▶ **Exercise prompt**: Extract every line of the material that holds the string "Downloads".

━━━━━━━━━━━━━━━━

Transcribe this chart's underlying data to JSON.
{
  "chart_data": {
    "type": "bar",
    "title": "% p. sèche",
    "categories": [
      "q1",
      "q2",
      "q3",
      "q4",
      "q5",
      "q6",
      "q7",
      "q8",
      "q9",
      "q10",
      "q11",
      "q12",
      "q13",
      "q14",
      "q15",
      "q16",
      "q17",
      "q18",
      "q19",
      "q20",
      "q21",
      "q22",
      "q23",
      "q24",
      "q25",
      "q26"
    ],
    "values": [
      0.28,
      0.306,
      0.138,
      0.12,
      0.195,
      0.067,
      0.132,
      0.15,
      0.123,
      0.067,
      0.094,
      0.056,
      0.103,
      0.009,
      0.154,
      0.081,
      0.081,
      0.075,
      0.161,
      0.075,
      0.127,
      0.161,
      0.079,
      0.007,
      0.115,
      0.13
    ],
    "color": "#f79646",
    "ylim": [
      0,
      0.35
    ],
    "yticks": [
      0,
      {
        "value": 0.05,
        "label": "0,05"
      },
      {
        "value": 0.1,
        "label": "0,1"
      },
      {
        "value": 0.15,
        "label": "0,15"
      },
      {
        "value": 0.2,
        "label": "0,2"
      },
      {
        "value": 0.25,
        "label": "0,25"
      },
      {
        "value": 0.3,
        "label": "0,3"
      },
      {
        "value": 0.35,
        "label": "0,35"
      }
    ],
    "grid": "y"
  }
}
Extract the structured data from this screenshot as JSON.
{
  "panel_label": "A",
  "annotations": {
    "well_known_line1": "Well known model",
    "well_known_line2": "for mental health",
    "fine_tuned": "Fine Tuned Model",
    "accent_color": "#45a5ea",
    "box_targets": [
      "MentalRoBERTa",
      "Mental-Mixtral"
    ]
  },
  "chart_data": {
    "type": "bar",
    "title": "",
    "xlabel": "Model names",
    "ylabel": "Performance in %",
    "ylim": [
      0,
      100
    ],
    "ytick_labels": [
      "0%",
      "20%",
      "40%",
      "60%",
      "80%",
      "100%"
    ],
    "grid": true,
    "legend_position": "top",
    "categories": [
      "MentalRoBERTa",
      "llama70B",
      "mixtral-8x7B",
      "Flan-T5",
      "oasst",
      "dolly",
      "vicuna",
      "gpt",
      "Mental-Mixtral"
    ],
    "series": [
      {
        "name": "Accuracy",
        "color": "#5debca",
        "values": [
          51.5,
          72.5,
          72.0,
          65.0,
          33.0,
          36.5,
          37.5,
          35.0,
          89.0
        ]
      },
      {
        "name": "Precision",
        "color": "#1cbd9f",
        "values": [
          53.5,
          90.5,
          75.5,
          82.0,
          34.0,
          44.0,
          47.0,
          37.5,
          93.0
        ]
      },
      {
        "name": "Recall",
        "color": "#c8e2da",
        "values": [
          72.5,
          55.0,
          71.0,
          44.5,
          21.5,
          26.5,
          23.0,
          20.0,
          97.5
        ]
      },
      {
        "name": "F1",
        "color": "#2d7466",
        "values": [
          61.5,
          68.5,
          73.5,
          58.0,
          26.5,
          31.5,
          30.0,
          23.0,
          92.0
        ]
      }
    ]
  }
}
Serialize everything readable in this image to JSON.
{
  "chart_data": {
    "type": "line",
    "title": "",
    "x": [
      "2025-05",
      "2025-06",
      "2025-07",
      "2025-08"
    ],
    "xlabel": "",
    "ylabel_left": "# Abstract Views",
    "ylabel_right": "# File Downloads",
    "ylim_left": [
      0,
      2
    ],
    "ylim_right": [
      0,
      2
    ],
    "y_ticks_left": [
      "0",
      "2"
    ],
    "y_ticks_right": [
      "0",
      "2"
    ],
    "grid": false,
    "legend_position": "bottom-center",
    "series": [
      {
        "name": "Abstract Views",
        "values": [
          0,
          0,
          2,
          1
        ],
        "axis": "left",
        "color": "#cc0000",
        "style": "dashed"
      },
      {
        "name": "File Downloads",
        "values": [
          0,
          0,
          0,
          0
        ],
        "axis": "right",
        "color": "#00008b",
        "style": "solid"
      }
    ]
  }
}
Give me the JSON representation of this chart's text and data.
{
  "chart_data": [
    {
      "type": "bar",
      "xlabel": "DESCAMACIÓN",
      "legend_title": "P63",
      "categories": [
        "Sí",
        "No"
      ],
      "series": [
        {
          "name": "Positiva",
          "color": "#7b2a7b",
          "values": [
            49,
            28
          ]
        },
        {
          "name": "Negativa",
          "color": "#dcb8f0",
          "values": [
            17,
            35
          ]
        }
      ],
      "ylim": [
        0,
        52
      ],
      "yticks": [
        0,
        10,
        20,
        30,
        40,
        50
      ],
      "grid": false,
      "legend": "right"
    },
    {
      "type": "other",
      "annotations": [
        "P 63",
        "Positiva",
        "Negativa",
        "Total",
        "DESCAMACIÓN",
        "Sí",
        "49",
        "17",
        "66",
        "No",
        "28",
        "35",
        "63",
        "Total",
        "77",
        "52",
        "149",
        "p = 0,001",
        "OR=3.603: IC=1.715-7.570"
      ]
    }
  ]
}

━━━━━━━━━━━━━━━━

▶ **Task solution**:
    "ylabel_right": "# File Downloads",
        "name": "File Downloads",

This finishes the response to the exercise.